--- START ---
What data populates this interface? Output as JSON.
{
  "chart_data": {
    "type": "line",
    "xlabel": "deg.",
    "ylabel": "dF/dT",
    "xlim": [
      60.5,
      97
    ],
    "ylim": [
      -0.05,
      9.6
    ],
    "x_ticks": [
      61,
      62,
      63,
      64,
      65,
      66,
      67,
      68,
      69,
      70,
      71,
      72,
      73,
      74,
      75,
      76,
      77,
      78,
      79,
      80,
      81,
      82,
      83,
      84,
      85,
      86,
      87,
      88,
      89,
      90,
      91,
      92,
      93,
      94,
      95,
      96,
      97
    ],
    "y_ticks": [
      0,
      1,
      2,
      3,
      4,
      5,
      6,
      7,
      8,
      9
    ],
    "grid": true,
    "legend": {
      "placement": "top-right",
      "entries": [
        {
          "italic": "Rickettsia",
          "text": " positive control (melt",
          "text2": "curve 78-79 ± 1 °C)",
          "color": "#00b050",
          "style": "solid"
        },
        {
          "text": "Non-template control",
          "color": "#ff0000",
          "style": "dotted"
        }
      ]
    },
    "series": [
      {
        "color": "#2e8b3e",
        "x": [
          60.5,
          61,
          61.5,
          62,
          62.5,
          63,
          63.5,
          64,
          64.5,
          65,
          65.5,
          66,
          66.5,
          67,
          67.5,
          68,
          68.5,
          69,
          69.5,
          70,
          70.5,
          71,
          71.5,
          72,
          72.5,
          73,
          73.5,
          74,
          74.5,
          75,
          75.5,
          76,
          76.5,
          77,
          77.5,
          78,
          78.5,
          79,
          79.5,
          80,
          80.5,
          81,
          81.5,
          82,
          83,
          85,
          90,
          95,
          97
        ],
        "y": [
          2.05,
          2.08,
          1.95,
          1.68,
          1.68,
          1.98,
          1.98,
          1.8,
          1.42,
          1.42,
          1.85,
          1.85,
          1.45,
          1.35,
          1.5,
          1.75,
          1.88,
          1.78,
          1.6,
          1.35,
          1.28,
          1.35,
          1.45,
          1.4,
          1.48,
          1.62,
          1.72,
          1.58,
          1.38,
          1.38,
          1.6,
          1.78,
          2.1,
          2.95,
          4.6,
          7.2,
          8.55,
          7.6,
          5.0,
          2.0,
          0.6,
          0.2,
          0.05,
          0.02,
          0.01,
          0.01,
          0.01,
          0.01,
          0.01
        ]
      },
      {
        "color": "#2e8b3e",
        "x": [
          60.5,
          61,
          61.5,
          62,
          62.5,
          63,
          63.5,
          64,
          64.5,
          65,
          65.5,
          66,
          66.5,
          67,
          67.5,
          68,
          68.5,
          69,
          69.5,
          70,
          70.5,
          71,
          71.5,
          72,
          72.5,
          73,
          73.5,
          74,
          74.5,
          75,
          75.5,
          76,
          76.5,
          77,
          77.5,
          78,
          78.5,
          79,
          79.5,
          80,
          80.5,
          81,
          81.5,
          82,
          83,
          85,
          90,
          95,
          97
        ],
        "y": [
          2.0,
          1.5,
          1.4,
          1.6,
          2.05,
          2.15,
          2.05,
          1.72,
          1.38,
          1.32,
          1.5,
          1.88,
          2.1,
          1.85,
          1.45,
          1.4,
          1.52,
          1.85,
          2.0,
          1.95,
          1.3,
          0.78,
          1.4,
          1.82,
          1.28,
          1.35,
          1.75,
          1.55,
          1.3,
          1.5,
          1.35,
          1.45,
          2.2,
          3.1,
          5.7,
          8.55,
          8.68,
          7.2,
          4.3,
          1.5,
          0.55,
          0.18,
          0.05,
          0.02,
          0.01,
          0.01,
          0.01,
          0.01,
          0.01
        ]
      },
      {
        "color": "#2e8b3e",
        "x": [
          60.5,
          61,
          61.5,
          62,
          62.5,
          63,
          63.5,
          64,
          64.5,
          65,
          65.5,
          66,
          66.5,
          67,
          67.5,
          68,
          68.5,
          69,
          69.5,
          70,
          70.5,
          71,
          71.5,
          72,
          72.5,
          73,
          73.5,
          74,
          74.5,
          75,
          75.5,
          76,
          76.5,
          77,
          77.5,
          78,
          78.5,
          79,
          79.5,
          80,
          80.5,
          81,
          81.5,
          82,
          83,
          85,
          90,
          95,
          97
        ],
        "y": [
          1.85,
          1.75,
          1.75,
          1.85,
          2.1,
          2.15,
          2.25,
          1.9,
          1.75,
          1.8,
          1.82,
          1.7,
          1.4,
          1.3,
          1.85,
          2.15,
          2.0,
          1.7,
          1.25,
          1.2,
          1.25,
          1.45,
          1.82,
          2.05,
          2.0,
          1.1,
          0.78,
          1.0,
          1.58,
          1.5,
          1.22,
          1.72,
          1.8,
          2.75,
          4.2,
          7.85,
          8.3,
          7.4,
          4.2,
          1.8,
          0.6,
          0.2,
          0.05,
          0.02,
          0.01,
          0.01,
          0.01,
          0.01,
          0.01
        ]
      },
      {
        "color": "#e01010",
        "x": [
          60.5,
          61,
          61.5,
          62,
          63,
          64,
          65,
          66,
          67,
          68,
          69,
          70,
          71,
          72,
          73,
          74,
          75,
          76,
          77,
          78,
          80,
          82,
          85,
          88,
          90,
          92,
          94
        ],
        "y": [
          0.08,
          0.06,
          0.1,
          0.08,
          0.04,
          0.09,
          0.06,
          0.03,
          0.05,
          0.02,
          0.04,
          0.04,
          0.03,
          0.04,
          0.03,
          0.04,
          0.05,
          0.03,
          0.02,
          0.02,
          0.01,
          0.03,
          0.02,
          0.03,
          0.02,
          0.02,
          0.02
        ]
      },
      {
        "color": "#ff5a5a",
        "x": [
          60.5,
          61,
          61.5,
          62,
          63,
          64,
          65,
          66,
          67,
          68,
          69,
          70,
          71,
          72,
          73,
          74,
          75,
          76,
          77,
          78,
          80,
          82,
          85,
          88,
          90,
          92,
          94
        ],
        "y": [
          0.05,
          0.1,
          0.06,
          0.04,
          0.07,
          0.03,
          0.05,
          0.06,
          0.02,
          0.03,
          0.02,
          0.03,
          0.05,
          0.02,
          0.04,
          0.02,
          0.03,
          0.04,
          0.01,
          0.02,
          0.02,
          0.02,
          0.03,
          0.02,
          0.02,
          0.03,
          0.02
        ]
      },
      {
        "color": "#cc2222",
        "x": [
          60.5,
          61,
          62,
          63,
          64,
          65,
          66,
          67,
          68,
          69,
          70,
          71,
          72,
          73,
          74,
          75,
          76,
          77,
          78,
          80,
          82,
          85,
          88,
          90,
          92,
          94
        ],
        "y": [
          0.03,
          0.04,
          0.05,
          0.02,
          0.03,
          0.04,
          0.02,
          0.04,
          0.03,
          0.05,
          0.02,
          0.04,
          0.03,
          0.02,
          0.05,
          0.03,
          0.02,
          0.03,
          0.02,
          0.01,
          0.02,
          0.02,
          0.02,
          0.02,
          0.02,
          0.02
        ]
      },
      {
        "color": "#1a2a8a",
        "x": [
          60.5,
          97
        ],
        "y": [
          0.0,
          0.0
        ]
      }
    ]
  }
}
--- END ---
» **What the task asks**
Please output the entries above, every line exactly as it reads.

» **Exercise output**
What data populates this interface? Output as JSON.
{
  "chart_data": {
    "type": "line",
    "xlabel": "deg.",
    "ylabel": "dF/dT",
    "xlim": [
      60.5,
      97
    ],
    "ylim": [
      -0.05,
      9.6
    ],
    "x_ticks": [
      61,
      62,
      63,
      64,
      65,
      66,
      67,
      68,
      69,
      70,
      71,
      72,
      73,
      74,
      75,
      76,
      77,
      78,
      79,
      80,
      81,
      82,
      83,
      84,
      85,
      86,
      87,
      88,
      89,
      90,
      91,
      92,
      93,
      94,
      95,
      96,
      97
    ],
    "y_ticks": [
      0,
      1,
      2,
      3,
      4,
      5,
      6,
      7,
      8,
      9
    ],
    "grid": true,
    "legend": {
      "placement": "top-right",
      "entries": [
        {
          "italic": "Rickettsia",
          "text": " positive control (melt",
          "text2": "curve 78-79 ± 1 °C)",
          "color": "#00b050",
          "style": "solid"
        },
        {
          "text": "Non-template control",
          "color": "#ff0000",
          "style": "dotted"
        }
      ]
    },
    "series": [
      {
        "color": "#2e8b3e",
        "x": [
          60.5,
          61,
          61.5,
          62,
          62.5,
          63,
          63.5,
          64,
          64.5,
          65,
          65.5,
          66,
          66.5,
          67,
          67.5,
          68,
          68.5,
          69,
          69.5,
          70,
          70.5,
          71,
          71.5,
          72,
          72.5,
          73,
          73.5,
          74,
          74.5,
          75,
          75.5,
          76,
          76.5,
          77,
          77.5,
          78,
          78.5,
          79,
          79.5,
          80,
          80.5,
          81,
          81.5,
          82,
          83,
          85,
          90,
          95,
          97
        ],
        "y": [
          2.05,
          2.08,
          1.95,
          1.68,
          1.68,
          1.98,
          1.98,
          1.8,
          1.42,
          1.42,
          1.85,
          1.85,
          1.45,
          1.35,
          1.5,
          1.75,
          1.88,
          1.78,
          1.6,
          1.35,
          1.28,
          1.35,
          1.45,
          1.4,
          1.48,
          1.62,
          1.72,
          1.58,
          1.38,
          1.38,
          1.6,
          1.78,
          2.1,
          2.95,
          4.6,
          7.2,
          8.55,
          7.6,
          5.0,
          2.0,
          0.6,
          0.2,
          0.05,
          0.02,
          0.01,
          0.01,
          0.01,
          0.01,
          0.01
        ]
      },
      {
        "color": "#2e8b3e",
        "x": [
          60.5,
          61,
          61.5,
          62,
          62.5,
          63,
          63.5,
          64,
          64.5,
          65,
          65.5,
          66,
          66.5,
          67,
          67.5,
          68,
          68.5,
          69,
          69.5,
          70,
          70.5,
          71,
          71.5,
          72,
          72.5,
          73,
          73.5,
          74,
          74.5,
          75,
          75.5,
          76,
          76.5,
          77,
          77.5,
          78,
          78.5,
          79,
          79.5,
          80,
          80.5,
          81,
          81.5,
          82,
          83,
          85,
          90,
          95,
          97
        ],
        "y": [
          2.0,
          1.5,
          1.4,
          1.6,
          2.05,
          2.15,
          2.05,
          1.72,
          1.38,
          1.32,
          1.5,
          1.88,
          2.1,
          1.85,
          1.45,
          1.4,
          1.52,
          1.85,
          2.0,
          1.95,
          1.3,
          0.78,
          1.4,
          1.82,
          1.28,
          1.35,
          1.75,
          1.55,
          1.3,
          1.5,
          1.35,
          1.45,
          2.2,
          3.1,
          5.7,
          8.55,
          8.68,
          7.2,
          4.3,
          1.5,
          0.55,
          0.18,
          0.05,
          0.02,
          0.01,
          0.01,
          0.01,
          0.01,
          0.01
        ]
      },
      {
        "color": "#2e8b3e",
        "x": [
          60.5,
          61,
          61.5,
          62,
          62.5,
          63,
          63.5,
          64,
          64.5,
          65,
          65.5,
          66,
          66.5,
          67,
          67.5,
          68,
          68.5,
          69,
          69.5,
          70,
          70.5,
          71,
          71.5,
          72,
          72.5,
          73,
          73.5,
          74,
          74.5,
          75,
          75.5,
          76,
          76.5,
          77,
          77.5,
          78,
          78.5,
          79,
          79.5,
          80,
          80.5,
          81,
          81.5,
          82,
          83,
          85,
          90,
          95,
          97
        ],
        "y": [
          1.85,
          1.75,
          1.75,
          1.85,
          2.1,
          2.15,
          2.25,
          1.9,
          1.75,
          1.8,
          1.82,
          1.7,
          1.4,
          1.3,
          1.85,
          2.15,
          2.0,
          1.7,
          1.25,
          1.2,
          1.25,
          1.45,
          1.82,
          2.05,
          2.0,
          1.1,
          0.78,
          1.0,
          1.58,
          1.5,
          1.22,
          1.72,
          1.8,
          2.75,
          4.2,
          7.85,
          8.3,
          7.4,
          4.2,
          1.8,
          0.6,
          0.2,
          0.05,
          0.02,
          0.01,
          0.01,
          0.01,
          0.01,
          0.01
        ]
      },
      {
        "color": "#e01010",
        "x": [
          60.5,
          61,
          61.5,
          62,
          63,
          64,
          65,
          66,
          67,
          68,
          69,
          70,
          71,
          72,
          73,
          74,
          75,
          76,
          77,
          78,
          80,
          82,
          85,
          88,
          90,
          92,
          94
        ],
        "y": [
          0.08,
          0.06,
          0.1,
          0.08,
          0.04,
          0.09,
          0.06,
          0.03,
          0.05,
          0.02,
          0.04,
          0.04,
          0.03,
          0.04,
          0.03,
          0.04,
          0.05,
          0.03,
          0.02,
          0.02,
          0.01,
          0.03,
          0.02,
          0.03,
          0.02,
          0.02,
          0.02
        ]
      },
      {
        "color": "#ff5a5a",
        "x": [
          60.5,
          61,
          61.5,
          62,
          63,
          64,
          65,
          66,
          67,
          68,
          69,
          70,
          71,
          72,
          73,
          74,
          75,
          76,
          77,
          78,
          80,
          82,
          85,
          88,
          90,
          92,
          94
        ],
        "y": [
          0.05,
          0.1,
          0.06,
          0.04,
          0.07,
          0.03,
          0.05,
          0.06,
          0.02,
          0.03,
          0.02,
          0.03,
          0.05,
          0.02,
          0.04,
          0.02,
          0.03,
          0.04,
          0.01,
          0.02,
          0.02,
          0.02,
          0.03,
          0.02,
          0.02,
          0.03,
          0.02
        ]
      },
      {
        "color": "#cc2222",
        "x": [
          60.5,
          61,
          62,
          63,
          64,
          65,
          66,
          67,
          68,
          69,
          70,
          71,
          72,
          73,
          74,
          75,
          76,
          77,
          78,
          80,
          82,
          85,
          88,
          90,
          92,
          94
        ],
        "y": [
          0.03,
          0.04,
          0.05,
          0.02,
          0.03,
          0.04,
          0.02,
          0.04,
          0.03,
          0.05,
          0.02,
          0.04,
          0.03,
          0.02,
          0.05,
          0.03,
          0.02,
          0.03,
          0.02,
          0.01,
          0.02,
          0.02,
          0.02,
          0.02,
          0.02,
          0.02
        ]
      },
      {
        "color": "#1a2a8a",
        "x": [
          60.5,
          97
        ],
        "y": [
          0.0,
          0.0
        ]
      }
    ]
  }
}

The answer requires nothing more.